TASK INPUT:
>>>>>
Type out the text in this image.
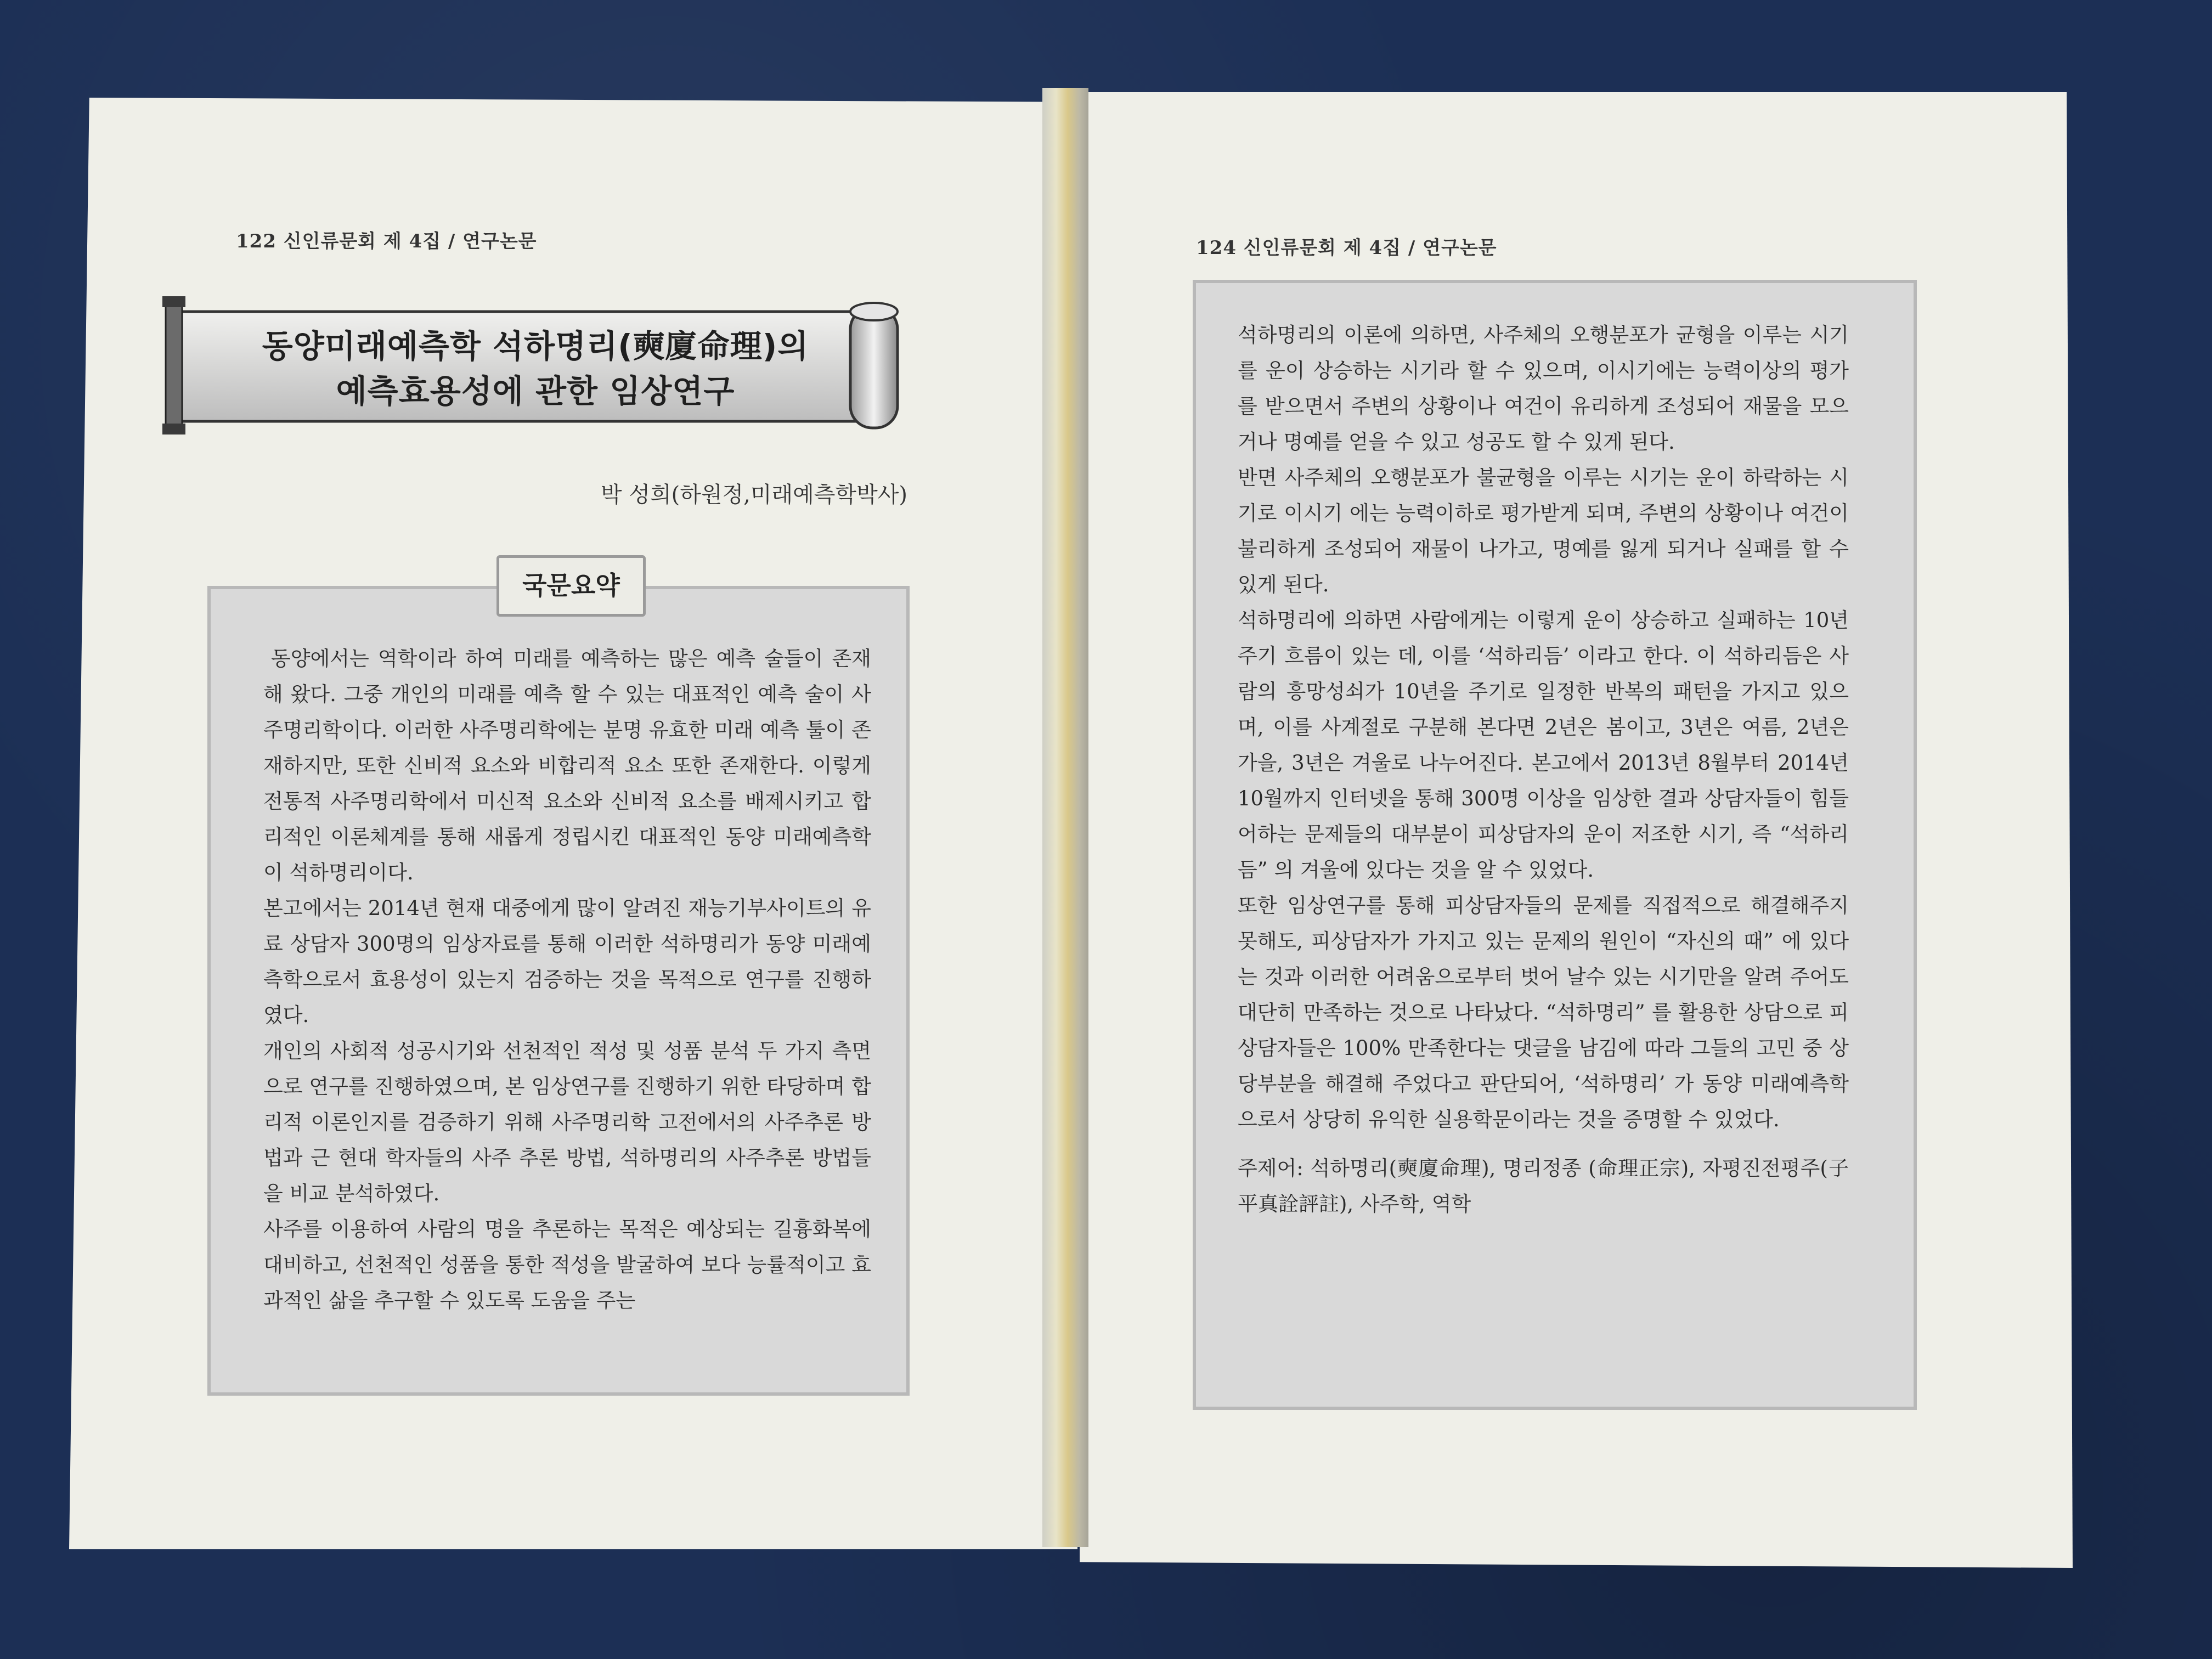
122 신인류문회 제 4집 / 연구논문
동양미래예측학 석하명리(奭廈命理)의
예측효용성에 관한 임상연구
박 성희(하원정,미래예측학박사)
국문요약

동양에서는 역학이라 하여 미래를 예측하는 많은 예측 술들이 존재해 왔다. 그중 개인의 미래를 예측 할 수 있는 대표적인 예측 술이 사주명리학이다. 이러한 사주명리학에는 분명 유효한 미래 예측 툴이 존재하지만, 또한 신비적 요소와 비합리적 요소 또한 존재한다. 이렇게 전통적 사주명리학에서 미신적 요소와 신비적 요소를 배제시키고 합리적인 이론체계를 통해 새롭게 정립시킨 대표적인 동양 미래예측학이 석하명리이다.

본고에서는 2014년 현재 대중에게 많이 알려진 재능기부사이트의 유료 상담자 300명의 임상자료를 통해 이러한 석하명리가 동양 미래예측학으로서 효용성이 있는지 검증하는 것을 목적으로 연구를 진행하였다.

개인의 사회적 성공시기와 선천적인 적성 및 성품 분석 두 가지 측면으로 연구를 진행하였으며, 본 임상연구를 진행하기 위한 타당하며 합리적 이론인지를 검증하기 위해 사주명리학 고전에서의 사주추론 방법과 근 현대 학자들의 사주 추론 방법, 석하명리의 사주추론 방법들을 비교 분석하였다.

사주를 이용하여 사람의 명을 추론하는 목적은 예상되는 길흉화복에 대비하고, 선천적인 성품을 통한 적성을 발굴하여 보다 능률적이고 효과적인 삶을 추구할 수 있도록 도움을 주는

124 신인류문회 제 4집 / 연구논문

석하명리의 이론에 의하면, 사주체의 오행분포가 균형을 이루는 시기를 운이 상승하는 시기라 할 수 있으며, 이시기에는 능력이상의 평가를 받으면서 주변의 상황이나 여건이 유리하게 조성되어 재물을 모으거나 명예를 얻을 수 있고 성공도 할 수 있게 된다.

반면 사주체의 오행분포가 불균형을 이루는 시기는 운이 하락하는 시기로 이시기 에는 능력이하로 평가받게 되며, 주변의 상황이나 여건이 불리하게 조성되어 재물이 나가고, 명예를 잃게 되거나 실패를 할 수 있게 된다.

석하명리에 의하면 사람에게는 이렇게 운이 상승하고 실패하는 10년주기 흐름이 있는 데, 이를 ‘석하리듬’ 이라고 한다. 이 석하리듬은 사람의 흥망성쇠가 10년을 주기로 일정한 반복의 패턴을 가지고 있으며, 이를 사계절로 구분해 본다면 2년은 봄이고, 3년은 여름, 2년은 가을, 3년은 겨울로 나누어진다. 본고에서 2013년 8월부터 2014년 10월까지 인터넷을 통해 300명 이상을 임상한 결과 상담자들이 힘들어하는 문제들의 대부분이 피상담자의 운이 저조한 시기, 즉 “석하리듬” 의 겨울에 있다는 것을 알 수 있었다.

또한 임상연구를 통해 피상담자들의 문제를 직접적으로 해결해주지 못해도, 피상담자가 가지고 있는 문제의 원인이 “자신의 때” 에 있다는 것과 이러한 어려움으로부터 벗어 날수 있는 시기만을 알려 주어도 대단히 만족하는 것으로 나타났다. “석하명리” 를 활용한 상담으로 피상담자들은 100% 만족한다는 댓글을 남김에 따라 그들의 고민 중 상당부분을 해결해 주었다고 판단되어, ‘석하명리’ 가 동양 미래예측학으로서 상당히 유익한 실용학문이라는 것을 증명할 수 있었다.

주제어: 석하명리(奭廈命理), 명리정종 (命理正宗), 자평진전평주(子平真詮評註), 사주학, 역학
<<<<<
>>>>>
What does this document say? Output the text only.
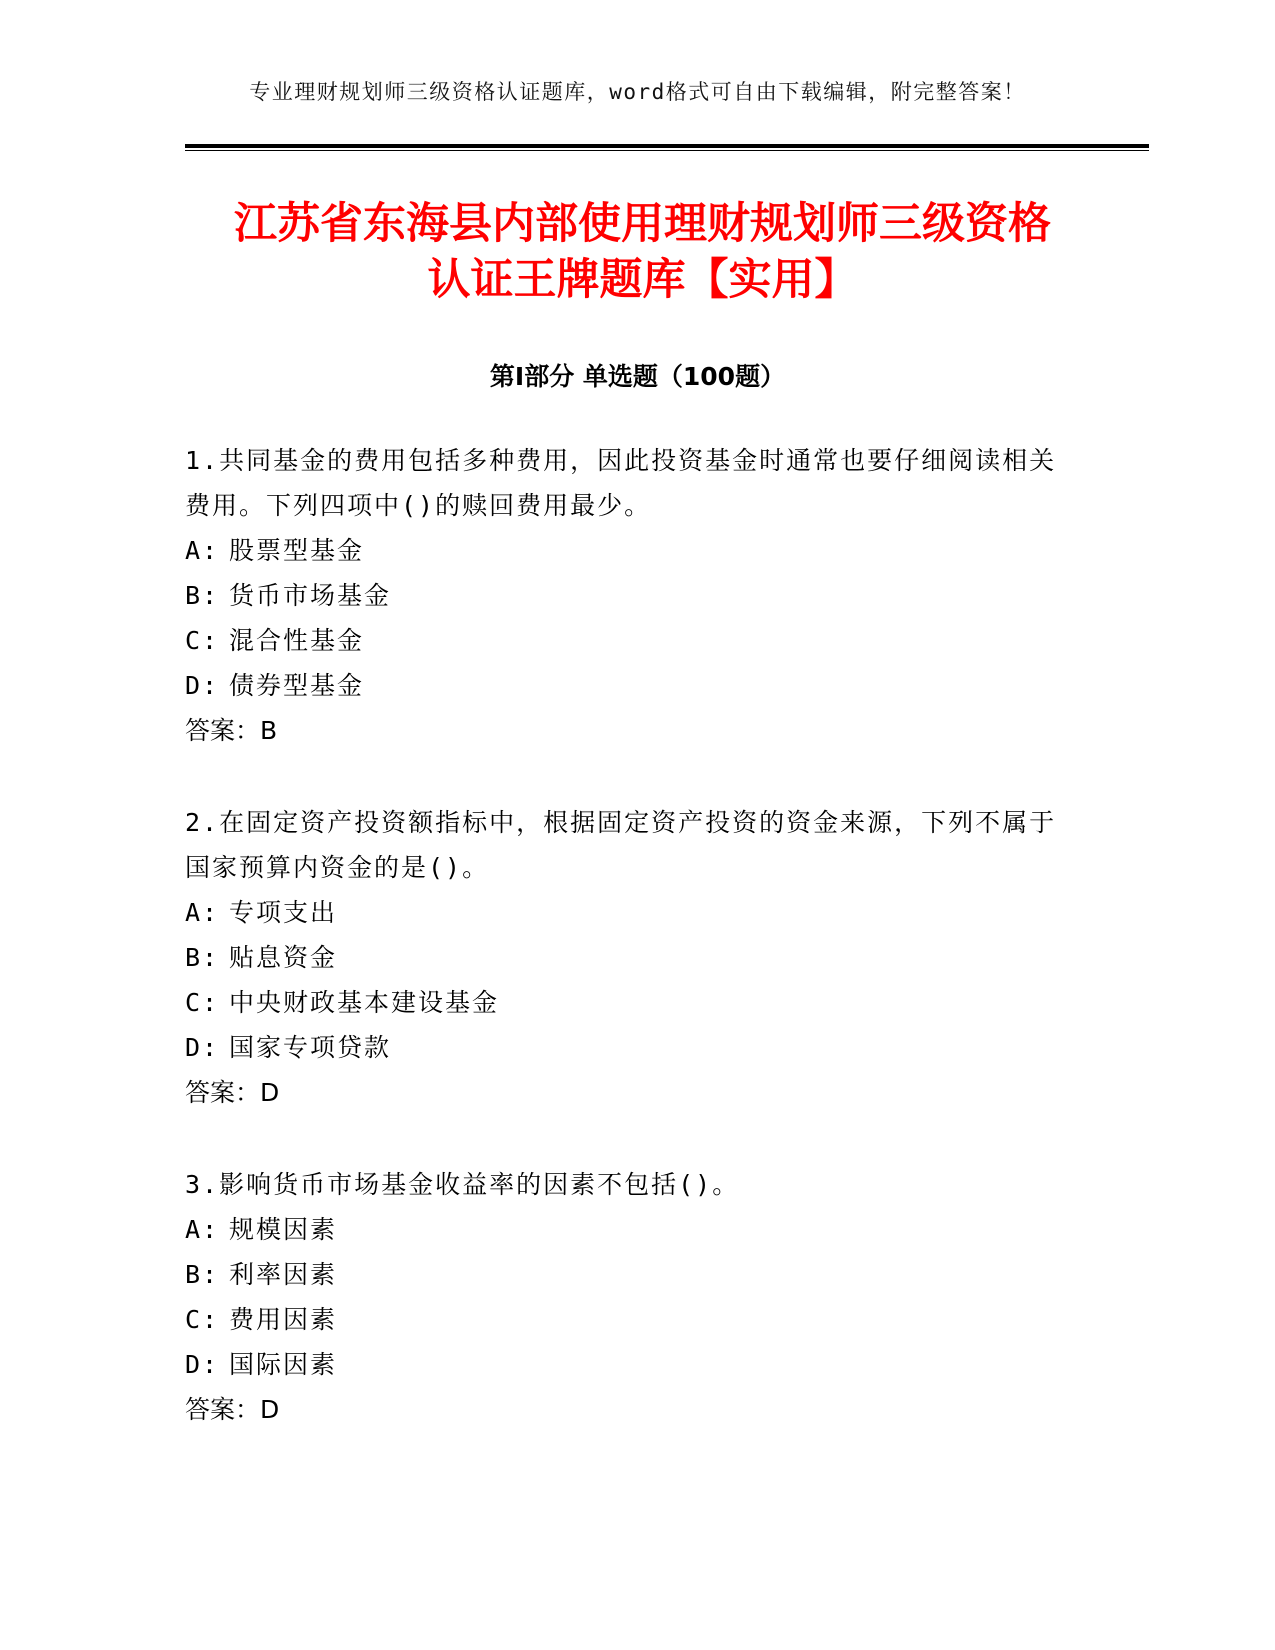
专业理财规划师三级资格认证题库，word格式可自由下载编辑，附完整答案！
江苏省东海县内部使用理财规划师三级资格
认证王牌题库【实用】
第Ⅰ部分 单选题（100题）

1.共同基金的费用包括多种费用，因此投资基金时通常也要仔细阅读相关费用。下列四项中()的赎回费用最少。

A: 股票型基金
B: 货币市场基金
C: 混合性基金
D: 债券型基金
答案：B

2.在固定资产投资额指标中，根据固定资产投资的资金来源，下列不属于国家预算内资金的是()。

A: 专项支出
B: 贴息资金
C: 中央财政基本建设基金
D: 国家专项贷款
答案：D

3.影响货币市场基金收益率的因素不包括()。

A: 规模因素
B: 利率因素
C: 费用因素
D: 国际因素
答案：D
<<<<<
BRIEF: Search the preceding listing for "奭廈命理" and extract every line where it is found.

TASK RESPONSE:
동양미래예측학 석하명리(奭廈命理)의
주제어: 석하명리(奭廈命理), 명리정종 (命理正宗), 자평진전평주(子平真詮評註), 사주학, 역학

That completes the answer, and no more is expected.